- Exercise
Give back every line exactly as it appears, pictures excluded.

- Material shown
|---|

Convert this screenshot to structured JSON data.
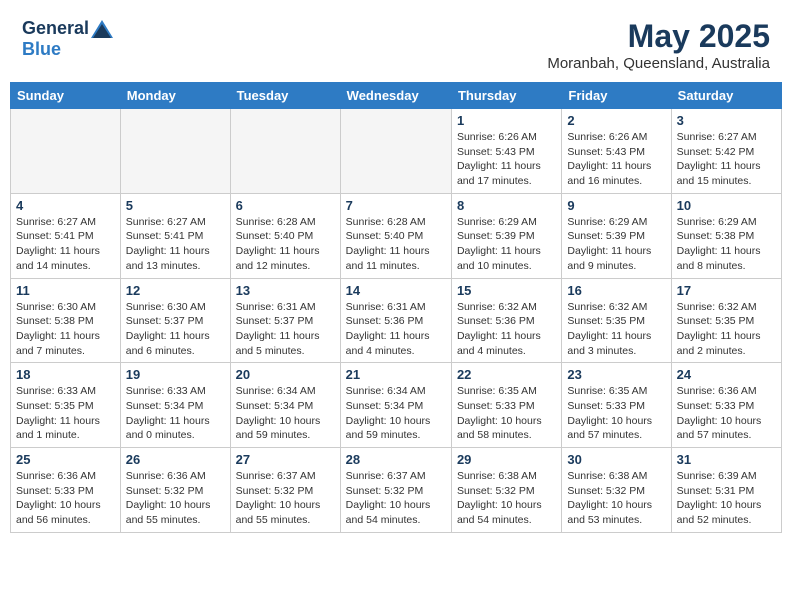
{
  "header": {
    "logo_general": "General",
    "logo_blue": "Blue",
    "month_year": "May 2025",
    "location": "Moranbah, Queensland, Australia"
  },
  "weekdays": [
    "Sunday",
    "Monday",
    "Tuesday",
    "Wednesday",
    "Thursday",
    "Friday",
    "Saturday"
  ],
  "weeks": [
    [
      {
        "day": "",
        "info": ""
      },
      {
        "day": "",
        "info": ""
      },
      {
        "day": "",
        "info": ""
      },
      {
        "day": "",
        "info": ""
      },
      {
        "day": "1",
        "info": "Sunrise: 6:26 AM\nSunset: 5:43 PM\nDaylight: 11 hours\nand 17 minutes."
      },
      {
        "day": "2",
        "info": "Sunrise: 6:26 AM\nSunset: 5:43 PM\nDaylight: 11 hours\nand 16 minutes."
      },
      {
        "day": "3",
        "info": "Sunrise: 6:27 AM\nSunset: 5:42 PM\nDaylight: 11 hours\nand 15 minutes."
      }
    ],
    [
      {
        "day": "4",
        "info": "Sunrise: 6:27 AM\nSunset: 5:41 PM\nDaylight: 11 hours\nand 14 minutes."
      },
      {
        "day": "5",
        "info": "Sunrise: 6:27 AM\nSunset: 5:41 PM\nDaylight: 11 hours\nand 13 minutes."
      },
      {
        "day": "6",
        "info": "Sunrise: 6:28 AM\nSunset: 5:40 PM\nDaylight: 11 hours\nand 12 minutes."
      },
      {
        "day": "7",
        "info": "Sunrise: 6:28 AM\nSunset: 5:40 PM\nDaylight: 11 hours\nand 11 minutes."
      },
      {
        "day": "8",
        "info": "Sunrise: 6:29 AM\nSunset: 5:39 PM\nDaylight: 11 hours\nand 10 minutes."
      },
      {
        "day": "9",
        "info": "Sunrise: 6:29 AM\nSunset: 5:39 PM\nDaylight: 11 hours\nand 9 minutes."
      },
      {
        "day": "10",
        "info": "Sunrise: 6:29 AM\nSunset: 5:38 PM\nDaylight: 11 hours\nand 8 minutes."
      }
    ],
    [
      {
        "day": "11",
        "info": "Sunrise: 6:30 AM\nSunset: 5:38 PM\nDaylight: 11 hours\nand 7 minutes."
      },
      {
        "day": "12",
        "info": "Sunrise: 6:30 AM\nSunset: 5:37 PM\nDaylight: 11 hours\nand 6 minutes."
      },
      {
        "day": "13",
        "info": "Sunrise: 6:31 AM\nSunset: 5:37 PM\nDaylight: 11 hours\nand 5 minutes."
      },
      {
        "day": "14",
        "info": "Sunrise: 6:31 AM\nSunset: 5:36 PM\nDaylight: 11 hours\nand 4 minutes."
      },
      {
        "day": "15",
        "info": "Sunrise: 6:32 AM\nSunset: 5:36 PM\nDaylight: 11 hours\nand 4 minutes."
      },
      {
        "day": "16",
        "info": "Sunrise: 6:32 AM\nSunset: 5:35 PM\nDaylight: 11 hours\nand 3 minutes."
      },
      {
        "day": "17",
        "info": "Sunrise: 6:32 AM\nSunset: 5:35 PM\nDaylight: 11 hours\nand 2 minutes."
      }
    ],
    [
      {
        "day": "18",
        "info": "Sunrise: 6:33 AM\nSunset: 5:35 PM\nDaylight: 11 hours\nand 1 minute."
      },
      {
        "day": "19",
        "info": "Sunrise: 6:33 AM\nSunset: 5:34 PM\nDaylight: 11 hours\nand 0 minutes."
      },
      {
        "day": "20",
        "info": "Sunrise: 6:34 AM\nSunset: 5:34 PM\nDaylight: 10 hours\nand 59 minutes."
      },
      {
        "day": "21",
        "info": "Sunrise: 6:34 AM\nSunset: 5:34 PM\nDaylight: 10 hours\nand 59 minutes."
      },
      {
        "day": "22",
        "info": "Sunrise: 6:35 AM\nSunset: 5:33 PM\nDaylight: 10 hours\nand 58 minutes."
      },
      {
        "day": "23",
        "info": "Sunrise: 6:35 AM\nSunset: 5:33 PM\nDaylight: 10 hours\nand 57 minutes."
      },
      {
        "day": "24",
        "info": "Sunrise: 6:36 AM\nSunset: 5:33 PM\nDaylight: 10 hours\nand 57 minutes."
      }
    ],
    [
      {
        "day": "25",
        "info": "Sunrise: 6:36 AM\nSunset: 5:33 PM\nDaylight: 10 hours\nand 56 minutes."
      },
      {
        "day": "26",
        "info": "Sunrise: 6:36 AM\nSunset: 5:32 PM\nDaylight: 10 hours\nand 55 minutes."
      },
      {
        "day": "27",
        "info": "Sunrise: 6:37 AM\nSunset: 5:32 PM\nDaylight: 10 hours\nand 55 minutes."
      },
      {
        "day": "28",
        "info": "Sunrise: 6:37 AM\nSunset: 5:32 PM\nDaylight: 10 hours\nand 54 minutes."
      },
      {
        "day": "29",
        "info": "Sunrise: 6:38 AM\nSunset: 5:32 PM\nDaylight: 10 hours\nand 54 minutes."
      },
      {
        "day": "30",
        "info": "Sunrise: 6:38 AM\nSunset: 5:32 PM\nDaylight: 10 hours\nand 53 minutes."
      },
      {
        "day": "31",
        "info": "Sunrise: 6:39 AM\nSunset: 5:31 PM\nDaylight: 10 hours\nand 52 minutes."
      }
    ]
  ]
}
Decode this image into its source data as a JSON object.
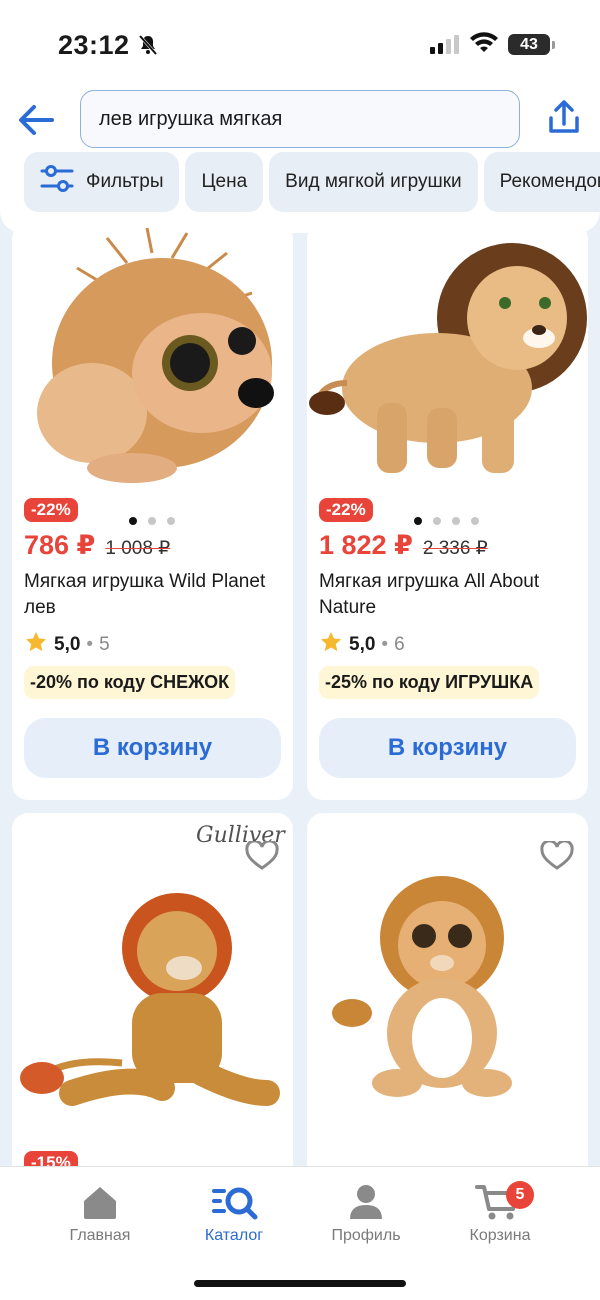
{
  "status_bar": {
    "time": "23:12",
    "battery": "43"
  },
  "header": {
    "search_value": "лев игрушка мягкая",
    "chips": [
      "Фильтры",
      "Цена",
      "Вид мягкой игрушки",
      "Рекомендова"
    ]
  },
  "products": [
    {
      "discount": "-22%",
      "price": "786 ₽",
      "old_price": "1 008 ₽",
      "title": "Мягкая игрушка Wild Planet лев",
      "rating": "5,0",
      "reviews": "5",
      "promo": "-20% по коду СНЕЖОК",
      "button": "В корзину"
    },
    {
      "discount": "-22%",
      "price": "1 822 ₽",
      "old_price": "2 336 ₽",
      "title": "Мягкая игрушка All About Nature",
      "rating": "5,0",
      "reviews": "6",
      "promo": "-25% по коду ИГРУШКА",
      "button": "В корзину"
    },
    {
      "brand": "Gulliver",
      "discount": "-15%"
    },
    {}
  ],
  "nav": {
    "items": [
      "Главная",
      "Каталог",
      "Профиль",
      "Корзина"
    ],
    "cart_count": "5"
  },
  "colors": {
    "accent": "#2b6bd6",
    "sale": "#e8443a",
    "promo_bg": "#fff6d6"
  }
}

|---|

- Exercise response
Convert this screenshot to structured JSON data.
{
  "header": {
    "logo_general": "General",
    "logo_blue": "Blue",
    "month_year": "May 2025",
    "location": "Moranbah, Queensland, Australia"
  },
  "weekdays": [
    "Sunday",
    "Monday",
    "Tuesday",
    "Wednesday",
    "Thursday",
    "Friday",
    "Saturday"
  ],
  "weeks": [
    [
      {
        "day": "",
        "info": ""
      },
      {
        "day": "",
        "info": ""
      },
      {
        "day": "",
        "info": ""
      },
      {
        "day": "",
        "info": ""
      },
      {
        "day": "1",
        "info": "Sunrise: 6:26 AM\nSunset: 5:43 PM\nDaylight: 11 hours\nand 17 minutes."
      },
      {
        "day": "2",
        "info": "Sunrise: 6:26 AM\nSunset: 5:43 PM\nDaylight: 11 hours\nand 16 minutes."
      },
      {
        "day": "3",
        "info": "Sunrise: 6:27 AM\nSunset: 5:42 PM\nDaylight: 11 hours\nand 15 minutes."
      }
    ],
    [
      {
        "day": "4",
        "info": "Sunrise: 6:27 AM\nSunset: 5:41 PM\nDaylight: 11 hours\nand 14 minutes."
      },
      {
        "day": "5",
        "info": "Sunrise: 6:27 AM\nSunset: 5:41 PM\nDaylight: 11 hours\nand 13 minutes."
      },
      {
        "day": "6",
        "info": "Sunrise: 6:28 AM\nSunset: 5:40 PM\nDaylight: 11 hours\nand 12 minutes."
      },
      {
        "day": "7",
        "info": "Sunrise: 6:28 AM\nSunset: 5:40 PM\nDaylight: 11 hours\nand 11 minutes."
      },
      {
        "day": "8",
        "info": "Sunrise: 6:29 AM\nSunset: 5:39 PM\nDaylight: 11 hours\nand 10 minutes."
      },
      {
        "day": "9",
        "info": "Sunrise: 6:29 AM\nSunset: 5:39 PM\nDaylight: 11 hours\nand 9 minutes."
      },
      {
        "day": "10",
        "info": "Sunrise: 6:29 AM\nSunset: 5:38 PM\nDaylight: 11 hours\nand 8 minutes."
      }
    ],
    [
      {
        "day": "11",
        "info": "Sunrise: 6:30 AM\nSunset: 5:38 PM\nDaylight: 11 hours\nand 7 minutes."
      },
      {
        "day": "12",
        "info": "Sunrise: 6:30 AM\nSunset: 5:37 PM\nDaylight: 11 hours\nand 6 minutes."
      },
      {
        "day": "13",
        "info": "Sunrise: 6:31 AM\nSunset: 5:37 PM\nDaylight: 11 hours\nand 5 minutes."
      },
      {
        "day": "14",
        "info": "Sunrise: 6:31 AM\nSunset: 5:36 PM\nDaylight: 11 hours\nand 4 minutes."
      },
      {
        "day": "15",
        "info": "Sunrise: 6:32 AM\nSunset: 5:36 PM\nDaylight: 11 hours\nand 4 minutes."
      },
      {
        "day": "16",
        "info": "Sunrise: 6:32 AM\nSunset: 5:35 PM\nDaylight: 11 hours\nand 3 minutes."
      },
      {
        "day": "17",
        "info": "Sunrise: 6:32 AM\nSunset: 5:35 PM\nDaylight: 11 hours\nand 2 minutes."
      }
    ],
    [
      {
        "day": "18",
        "info": "Sunrise: 6:33 AM\nSunset: 5:35 PM\nDaylight: 11 hours\nand 1 minute."
      },
      {
        "day": "19",
        "info": "Sunrise: 6:33 AM\nSunset: 5:34 PM\nDaylight: 11 hours\nand 0 minutes."
      },
      {
        "day": "20",
        "info": "Sunrise: 6:34 AM\nSunset: 5:34 PM\nDaylight: 10 hours\nand 59 minutes."
      },
      {
        "day": "21",
        "info": "Sunrise: 6:34 AM\nSunset: 5:34 PM\nDaylight: 10 hours\nand 59 minutes."
      },
      {
        "day": "22",
        "info": "Sunrise: 6:35 AM\nSunset: 5:33 PM\nDaylight: 10 hours\nand 58 minutes."
      },
      {
        "day": "23",
        "info": "Sunrise: 6:35 AM\nSunset: 5:33 PM\nDaylight: 10 hours\nand 57 minutes."
      },
      {
        "day": "24",
        "info": "Sunrise: 6:36 AM\nSunset: 5:33 PM\nDaylight: 10 hours\nand 57 minutes."
      }
    ],
    [
      {
        "day": "25",
        "info": "Sunrise: 6:36 AM\nSunset: 5:33 PM\nDaylight: 10 hours\nand 56 minutes."
      },
      {
        "day": "26",
        "info": "Sunrise: 6:36 AM\nSunset: 5:32 PM\nDaylight: 10 hours\nand 55 minutes."
      },
      {
        "day": "27",
        "info": "Sunrise: 6:37 AM\nSunset: 5:32 PM\nDaylight: 10 hours\nand 55 minutes."
      },
      {
        "day": "28",
        "info": "Sunrise: 6:37 AM\nSunset: 5:32 PM\nDaylight: 10 hours\nand 54 minutes."
      },
      {
        "day": "29",
        "info": "Sunrise: 6:38 AM\nSunset: 5:32 PM\nDaylight: 10 hours\nand 54 minutes."
      },
      {
        "day": "30",
        "info": "Sunrise: 6:38 AM\nSunset: 5:32 PM\nDaylight: 10 hours\nand 53 minutes."
      },
      {
        "day": "31",
        "info": "Sunrise: 6:39 AM\nSunset: 5:31 PM\nDaylight: 10 hours\nand 52 minutes."
      }
    ]
  ]
}
Decode this image into its source data as a JSON object.
{
  "status_bar": {
    "time": "23:12",
    "battery": "43"
  },
  "header": {
    "search_value": "лев игрушка мягкая",
    "chips": [
      "Фильтры",
      "Цена",
      "Вид мягкой игрушки",
      "Рекомендова"
    ]
  },
  "products": [
    {
      "discount": "-22%",
      "price": "786 ₽",
      "old_price": "1 008 ₽",
      "title": "Мягкая игрушка Wild Planet лев",
      "rating": "5,0",
      "reviews": "5",
      "promo": "-20% по коду СНЕЖОК",
      "button": "В корзину"
    },
    {
      "discount": "-22%",
      "price": "1 822 ₽",
      "old_price": "2 336 ₽",
      "title": "Мягкая игрушка All About Nature",
      "rating": "5,0",
      "reviews": "6",
      "promo": "-25% по коду ИГРУШКА",
      "button": "В корзину"
    },
    {
      "brand": "Gulliver",
      "discount": "-15%"
    },
    {}
  ],
  "nav": {
    "items": [
      "Главная",
      "Каталог",
      "Профиль",
      "Корзина"
    ],
    "cart_count": "5"
  },
  "colors": {
    "accent": "#2b6bd6",
    "sale": "#e8443a",
    "promo_bg": "#fff6d6"
  }
}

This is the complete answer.